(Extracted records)
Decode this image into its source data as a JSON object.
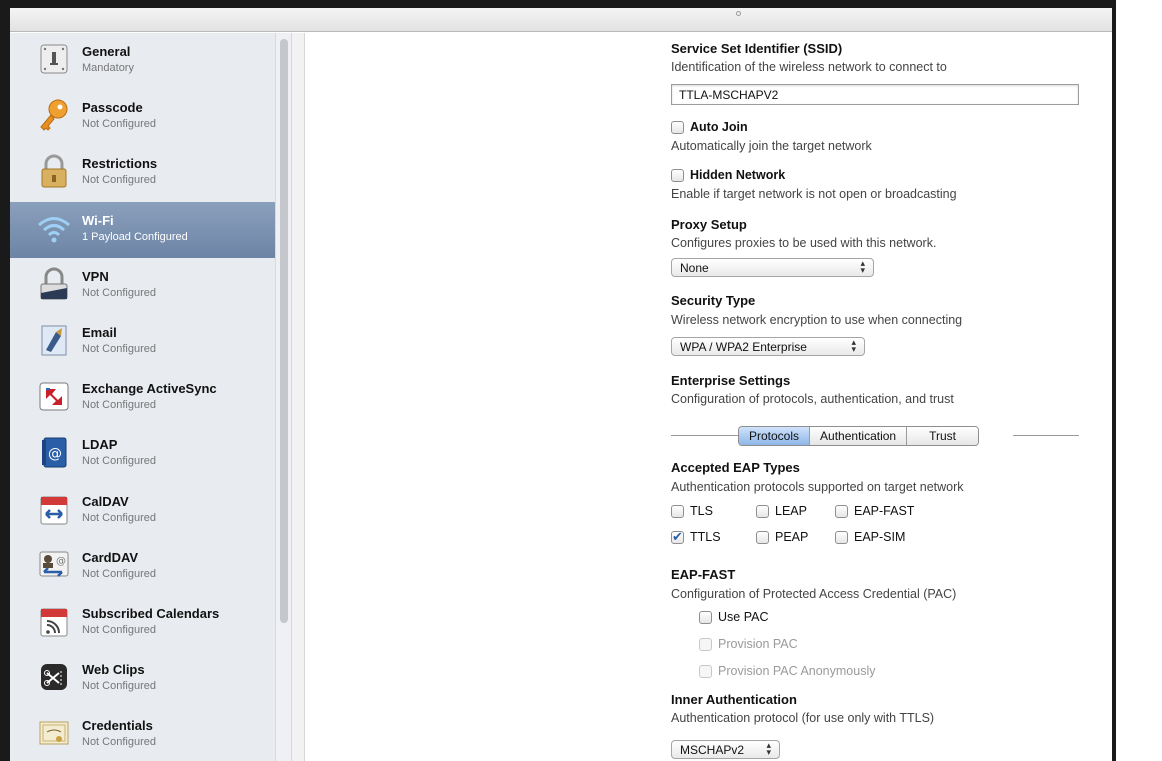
{
  "sidebar": {
    "items": [
      {
        "name": "General",
        "status": "Mandatory",
        "icon": "general-icon"
      },
      {
        "name": "Passcode",
        "status": "Not Configured",
        "icon": "key-icon"
      },
      {
        "name": "Restrictions",
        "status": "Not Configured",
        "icon": "padlock-icon"
      },
      {
        "name": "Wi-Fi",
        "status": "1 Payload Configured",
        "icon": "wifi-icon"
      },
      {
        "name": "VPN",
        "status": "Not Configured",
        "icon": "vpn-icon"
      },
      {
        "name": "Email",
        "status": "Not Configured",
        "icon": "email-icon"
      },
      {
        "name": "Exchange ActiveSync",
        "status": "Not Configured",
        "icon": "exchange-icon"
      },
      {
        "name": "LDAP",
        "status": "Not Configured",
        "icon": "ldap-icon"
      },
      {
        "name": "CalDAV",
        "status": "Not Configured",
        "icon": "caldav-icon"
      },
      {
        "name": "CardDAV",
        "status": "Not Configured",
        "icon": "carddav-icon"
      },
      {
        "name": "Subscribed Calendars",
        "status": "Not Configured",
        "icon": "subscribed-calendar-icon"
      },
      {
        "name": "Web Clips",
        "status": "Not Configured",
        "icon": "web-clip-icon"
      },
      {
        "name": "Credentials",
        "status": "Not Configured",
        "icon": "credentials-icon"
      }
    ]
  },
  "form": {
    "ssid": {
      "label": "Service Set Identifier (SSID)",
      "desc": "Identification of the wireless network to connect to",
      "value": "TTLA-MSCHAPV2"
    },
    "auto_join": {
      "label": "Auto Join",
      "desc": "Automatically join the target network",
      "checked": false
    },
    "hidden_network": {
      "label": "Hidden Network",
      "desc": "Enable if target network is not open or broadcasting",
      "checked": false
    },
    "proxy": {
      "label": "Proxy Setup",
      "desc": "Configures proxies to be used with this network.",
      "value": "None"
    },
    "security": {
      "label": "Security Type",
      "desc": "Wireless network encryption to use when connecting",
      "value": "WPA / WPA2 Enterprise"
    },
    "enterprise": {
      "label": "Enterprise Settings",
      "desc": "Configuration of protocols, authentication, and trust",
      "tabs": [
        "Protocols",
        "Authentication",
        "Trust"
      ],
      "active_tab": "Protocols"
    },
    "eap_types": {
      "label": "Accepted EAP Types",
      "desc": "Authentication protocols supported on target network",
      "options": [
        {
          "label": "TLS",
          "checked": false
        },
        {
          "label": "LEAP",
          "checked": false
        },
        {
          "label": "EAP-FAST",
          "checked": false
        },
        {
          "label": "TTLS",
          "checked": true
        },
        {
          "label": "PEAP",
          "checked": false
        },
        {
          "label": "EAP-SIM",
          "checked": false
        }
      ]
    },
    "eap_fast": {
      "label": "EAP-FAST",
      "desc": "Configuration of Protected Access Credential (PAC)",
      "use_pac": "Use PAC",
      "provision_pac": "Provision PAC",
      "provision_pac_anon": "Provision PAC Anonymously"
    },
    "inner_auth": {
      "label": "Inner Authentication",
      "desc": "Authentication protocol (for use only with TTLS)",
      "value": "MSCHAPv2"
    }
  },
  "colors": {
    "selection": "#7b90b0",
    "sidebar_bg": "#e8ebf0",
    "segment_active": "#a9c8f0",
    "check_accent": "#2b5fa8"
  }
}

▶ **TASK REQUIREMENTS**
Set down all the data again exactly as above, pictures excluded.

▶ **RESULT**
Decode this image into its source data as a JSON object.
{
  "sidebar": {
    "items": [
      {
        "name": "General",
        "status": "Mandatory",
        "icon": "general-icon"
      },
      {
        "name": "Passcode",
        "status": "Not Configured",
        "icon": "key-icon"
      },
      {
        "name": "Restrictions",
        "status": "Not Configured",
        "icon": "padlock-icon"
      },
      {
        "name": "Wi-Fi",
        "status": "1 Payload Configured",
        "icon": "wifi-icon"
      },
      {
        "name": "VPN",
        "status": "Not Configured",
        "icon": "vpn-icon"
      },
      {
        "name": "Email",
        "status": "Not Configured",
        "icon": "email-icon"
      },
      {
        "name": "Exchange ActiveSync",
        "status": "Not Configured",
        "icon": "exchange-icon"
      },
      {
        "name": "LDAP",
        "status": "Not Configured",
        "icon": "ldap-icon"
      },
      {
        "name": "CalDAV",
        "status": "Not Configured",
        "icon": "caldav-icon"
      },
      {
        "name": "CardDAV",
        "status": "Not Configured",
        "icon": "carddav-icon"
      },
      {
        "name": "Subscribed Calendars",
        "status": "Not Configured",
        "icon": "subscribed-calendar-icon"
      },
      {
        "name": "Web Clips",
        "status": "Not Configured",
        "icon": "web-clip-icon"
      },
      {
        "name": "Credentials",
        "status": "Not Configured",
        "icon": "credentials-icon"
      }
    ]
  },
  "form": {
    "ssid": {
      "label": "Service Set Identifier (SSID)",
      "desc": "Identification of the wireless network to connect to",
      "value": "TTLA-MSCHAPV2"
    },
    "auto_join": {
      "label": "Auto Join",
      "desc": "Automatically join the target network",
      "checked": false
    },
    "hidden_network": {
      "label": "Hidden Network",
      "desc": "Enable if target network is not open or broadcasting",
      "checked": false
    },
    "proxy": {
      "label": "Proxy Setup",
      "desc": "Configures proxies to be used with this network.",
      "value": "None"
    },
    "security": {
      "label": "Security Type",
      "desc": "Wireless network encryption to use when connecting",
      "value": "WPA / WPA2 Enterprise"
    },
    "enterprise": {
      "label": "Enterprise Settings",
      "desc": "Configuration of protocols, authentication, and trust",
      "tabs": [
        "Protocols",
        "Authentication",
        "Trust"
      ],
      "active_tab": "Protocols"
    },
    "eap_types": {
      "label": "Accepted EAP Types",
      "desc": "Authentication protocols supported on target network",
      "options": [
        {
          "label": "TLS",
          "checked": false
        },
        {
          "label": "LEAP",
          "checked": false
        },
        {
          "label": "EAP-FAST",
          "checked": false
        },
        {
          "label": "TTLS",
          "checked": true
        },
        {
          "label": "PEAP",
          "checked": false
        },
        {
          "label": "EAP-SIM",
          "checked": false
        }
      ]
    },
    "eap_fast": {
      "label": "EAP-FAST",
      "desc": "Configuration of Protected Access Credential (PAC)",
      "use_pac": "Use PAC",
      "provision_pac": "Provision PAC",
      "provision_pac_anon": "Provision PAC Anonymously"
    },
    "inner_auth": {
      "label": "Inner Authentication",
      "desc": "Authentication protocol (for use only with TTLS)",
      "value": "MSCHAPv2"
    }
  },
  "colors": {
    "selection": "#7b90b0",
    "sidebar_bg": "#e8ebf0",
    "segment_active": "#a9c8f0",
    "check_accent": "#2b5fa8"
  }
}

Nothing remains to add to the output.